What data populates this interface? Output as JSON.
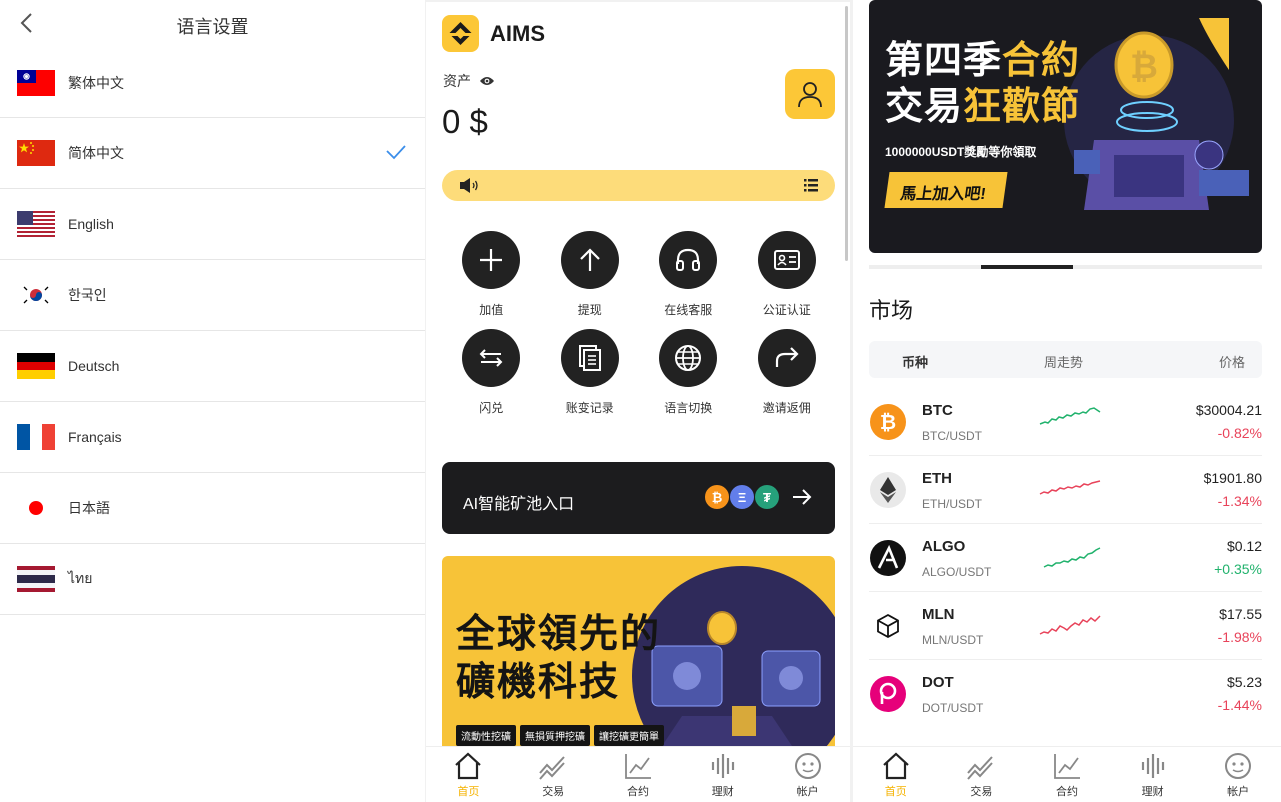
{
  "language_settings": {
    "title": "语言设置",
    "languages": [
      {
        "label": "繁体中文",
        "flag": "taiwan",
        "selected": false
      },
      {
        "label": "简体中文",
        "flag": "china",
        "selected": true
      },
      {
        "label": "English",
        "flag": "usa",
        "selected": false
      },
      {
        "label": "한국인",
        "flag": "korea",
        "selected": false
      },
      {
        "label": "Deutsch",
        "flag": "germany",
        "selected": false
      },
      {
        "label": "Français",
        "flag": "france",
        "selected": false
      },
      {
        "label": "日本語",
        "flag": "japan",
        "selected": false
      },
      {
        "label": "ไทย",
        "flag": "thailand",
        "selected": false
      }
    ]
  },
  "home": {
    "brand": "AIMS",
    "assets_label": "资产",
    "assets_value": "0 $",
    "actions": [
      {
        "label": "加值",
        "icon": "plus-icon"
      },
      {
        "label": "提现",
        "icon": "arrow-up-icon"
      },
      {
        "label": "在线客服",
        "icon": "headset-icon"
      },
      {
        "label": "公证认证",
        "icon": "id-card-icon"
      },
      {
        "label": "闪兑",
        "icon": "swap-icon"
      },
      {
        "label": "账变记录",
        "icon": "records-icon"
      },
      {
        "label": "语言切换",
        "icon": "globe-icon"
      },
      {
        "label": "邀请返佣",
        "icon": "share-icon"
      }
    ],
    "ai_banner": {
      "label": "AI智能矿池入口",
      "coins": [
        "₿",
        "Ξ",
        "₮"
      ]
    },
    "promo": {
      "title_line1": "全球領先的",
      "title_line2": "礦機科技",
      "tags": [
        "流動性挖礦",
        "無損質押挖礦",
        "讓挖礦更簡單"
      ]
    }
  },
  "tabbar": [
    {
      "label": "首页",
      "icon": "home-icon",
      "active": true
    },
    {
      "label": "交易",
      "icon": "trade-icon",
      "active": false
    },
    {
      "label": "合约",
      "icon": "contract-icon",
      "active": false
    },
    {
      "label": "理财",
      "icon": "finance-icon",
      "active": false
    },
    {
      "label": "帐户",
      "icon": "account-icon",
      "active": false
    }
  ],
  "market": {
    "promo": {
      "title_line1_a": "第四季",
      "title_line1_b": "合約",
      "title_line2_a": "交易",
      "title_line2_b": "狂歡節",
      "subtitle": "1000000USDT獎勵等你領取",
      "cta": "馬上加入吧!"
    },
    "title": "市场",
    "headers": {
      "coin": "币种",
      "trend": "周走势",
      "price": "价格"
    },
    "rows": [
      {
        "symbol": "BTC",
        "pair": "BTC/USDT",
        "price": "$30004.21",
        "change": "-0.82%",
        "direction": "down",
        "spark": "up",
        "icon_color": "#f7931a",
        "icon_glyph": "₿"
      },
      {
        "symbol": "ETH",
        "pair": "ETH/USDT",
        "price": "$1901.80",
        "change": "-1.34%",
        "direction": "down",
        "spark": "down",
        "icon_color": "#e9e9e9",
        "icon_glyph": "◆"
      },
      {
        "symbol": "ALGO",
        "pair": "ALGO/USDT",
        "price": "$0.12",
        "change": "+0.35%",
        "direction": "up",
        "spark": "up",
        "icon_color": "#111111",
        "icon_glyph": "A"
      },
      {
        "symbol": "MLN",
        "pair": "MLN/USDT",
        "price": "$17.55",
        "change": "-1.98%",
        "direction": "down",
        "spark": "down",
        "icon_color": "#ffffff",
        "icon_glyph": "⬡"
      },
      {
        "symbol": "DOT",
        "pair": "DOT/USDT",
        "price": "$5.23",
        "change": "-1.44%",
        "direction": "down",
        "spark": "down",
        "icon_color": "#e6007a",
        "icon_glyph": "P"
      }
    ]
  },
  "colors": {
    "accent": "#fcc737",
    "up": "#20b26c",
    "down": "#e8435a",
    "check": "#3b8eea"
  }
}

◆ ◆ ◆

_WHAT NEEDS TO BE DONE_
Quote the preceding records in their entirety, excluding every picture.

_EXPECTED OUTPUT_
What data populates this interface? Output as JSON.
{
  "language_settings": {
    "title": "语言设置",
    "languages": [
      {
        "label": "繁体中文",
        "flag": "taiwan",
        "selected": false
      },
      {
        "label": "简体中文",
        "flag": "china",
        "selected": true
      },
      {
        "label": "English",
        "flag": "usa",
        "selected": false
      },
      {
        "label": "한국인",
        "flag": "korea",
        "selected": false
      },
      {
        "label": "Deutsch",
        "flag": "germany",
        "selected": false
      },
      {
        "label": "Français",
        "flag": "france",
        "selected": false
      },
      {
        "label": "日本語",
        "flag": "japan",
        "selected": false
      },
      {
        "label": "ไทย",
        "flag": "thailand",
        "selected": false
      }
    ]
  },
  "home": {
    "brand": "AIMS",
    "assets_label": "资产",
    "assets_value": "0 $",
    "actions": [
      {
        "label": "加值",
        "icon": "plus-icon"
      },
      {
        "label": "提现",
        "icon": "arrow-up-icon"
      },
      {
        "label": "在线客服",
        "icon": "headset-icon"
      },
      {
        "label": "公证认证",
        "icon": "id-card-icon"
      },
      {
        "label": "闪兑",
        "icon": "swap-icon"
      },
      {
        "label": "账变记录",
        "icon": "records-icon"
      },
      {
        "label": "语言切换",
        "icon": "globe-icon"
      },
      {
        "label": "邀请返佣",
        "icon": "share-icon"
      }
    ],
    "ai_banner": {
      "label": "AI智能矿池入口",
      "coins": [
        "₿",
        "Ξ",
        "₮"
      ]
    },
    "promo": {
      "title_line1": "全球領先的",
      "title_line2": "礦機科技",
      "tags": [
        "流動性挖礦",
        "無損質押挖礦",
        "讓挖礦更簡單"
      ]
    }
  },
  "tabbar": [
    {
      "label": "首页",
      "icon": "home-icon",
      "active": true
    },
    {
      "label": "交易",
      "icon": "trade-icon",
      "active": false
    },
    {
      "label": "合约",
      "icon": "contract-icon",
      "active": false
    },
    {
      "label": "理财",
      "icon": "finance-icon",
      "active": false
    },
    {
      "label": "帐户",
      "icon": "account-icon",
      "active": false
    }
  ],
  "market": {
    "promo": {
      "title_line1_a": "第四季",
      "title_line1_b": "合約",
      "title_line2_a": "交易",
      "title_line2_b": "狂歡節",
      "subtitle": "1000000USDT獎勵等你領取",
      "cta": "馬上加入吧!"
    },
    "title": "市场",
    "headers": {
      "coin": "币种",
      "trend": "周走势",
      "price": "价格"
    },
    "rows": [
      {
        "symbol": "BTC",
        "pair": "BTC/USDT",
        "price": "$30004.21",
        "change": "-0.82%",
        "direction": "down",
        "spark": "up",
        "icon_color": "#f7931a",
        "icon_glyph": "₿"
      },
      {
        "symbol": "ETH",
        "pair": "ETH/USDT",
        "price": "$1901.80",
        "change": "-1.34%",
        "direction": "down",
        "spark": "down",
        "icon_color": "#e9e9e9",
        "icon_glyph": "◆"
      },
      {
        "symbol": "ALGO",
        "pair": "ALGO/USDT",
        "price": "$0.12",
        "change": "+0.35%",
        "direction": "up",
        "spark": "up",
        "icon_color": "#111111",
        "icon_glyph": "A"
      },
      {
        "symbol": "MLN",
        "pair": "MLN/USDT",
        "price": "$17.55",
        "change": "-1.98%",
        "direction": "down",
        "spark": "down",
        "icon_color": "#ffffff",
        "icon_glyph": "⬡"
      },
      {
        "symbol": "DOT",
        "pair": "DOT/USDT",
        "price": "$5.23",
        "change": "-1.44%",
        "direction": "down",
        "spark": "down",
        "icon_color": "#e6007a",
        "icon_glyph": "P"
      }
    ]
  },
  "colors": {
    "accent": "#fcc737",
    "up": "#20b26c",
    "down": "#e8435a",
    "check": "#3b8eea"
  }
}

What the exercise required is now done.